* _Aim of the task_
Output the entries below exactly as written, omitting pictures.

### Records for the task ###

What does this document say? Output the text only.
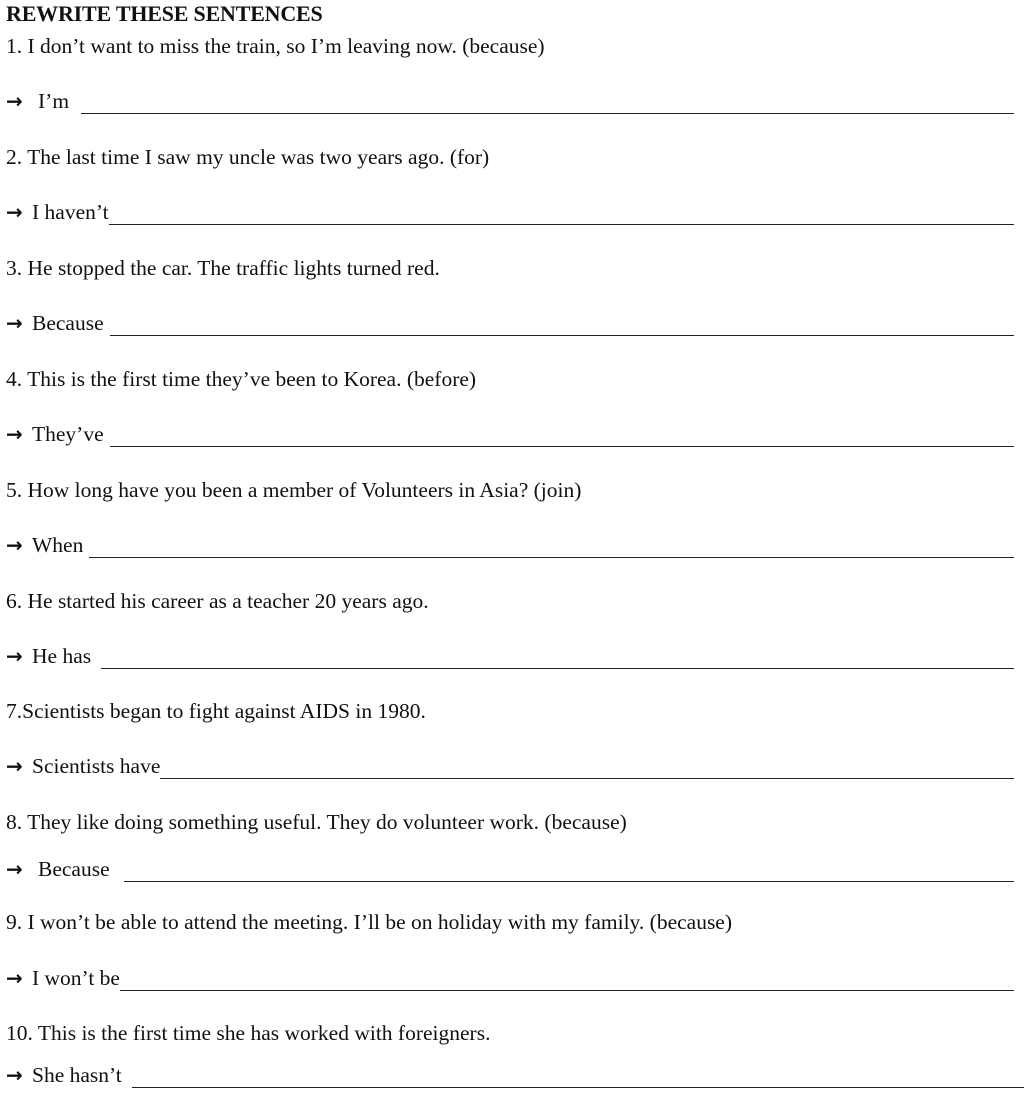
REWRITE THESE SENTENCES
1. I don’t want to miss the train, so I’m leaving now. (because)
→ I’m
2. The last time I saw my uncle was two years ago. (for)
→ I haven’t
3. He stopped the car. The traffic lights turned red.
→ Because
4. This is the first time they’ve been to Korea. (before)
→ They’ve
5. How long have you been a member of Volunteers in Asia? (join)
→ When
6. He started his career as a teacher 20 years ago.
→ He has
7.Scientists began to fight against AIDS in 1980.
→ Scientists have
8. They like doing something useful. They do volunteer work. (because)
→ Because
9. I won’t be able to attend the meeting. I’ll be on holiday with my family. (because)
→ I won’t be
10. This is the first time she has worked with foreigners.
→ She hasn’t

###

* _Task answer_
What does this document say? Output the text only.
REWRITE THESE SENTENCES
1. I don’t want to miss the train, so I’m leaving now. (because)
→ I’m
2. The last time I saw my uncle was two years ago. (for)
→ I haven’t
3. He stopped the car. The traffic lights turned red.
→ Because
4. This is the first time they’ve been to Korea. (before)
→ They’ve
5. How long have you been a member of Volunteers in Asia? (join)
→ When
6. He started his career as a teacher 20 years ago.
→ He has
7.Scientists began to fight against AIDS in 1980.
→ Scientists have
8. They like doing something useful. They do volunteer work. (because)
→ Because
9. I won’t be able to attend the meeting. I’ll be on holiday with my family. (because)
→ I won’t be
10. This is the first time she has worked with foreigners.
→ She hasn’t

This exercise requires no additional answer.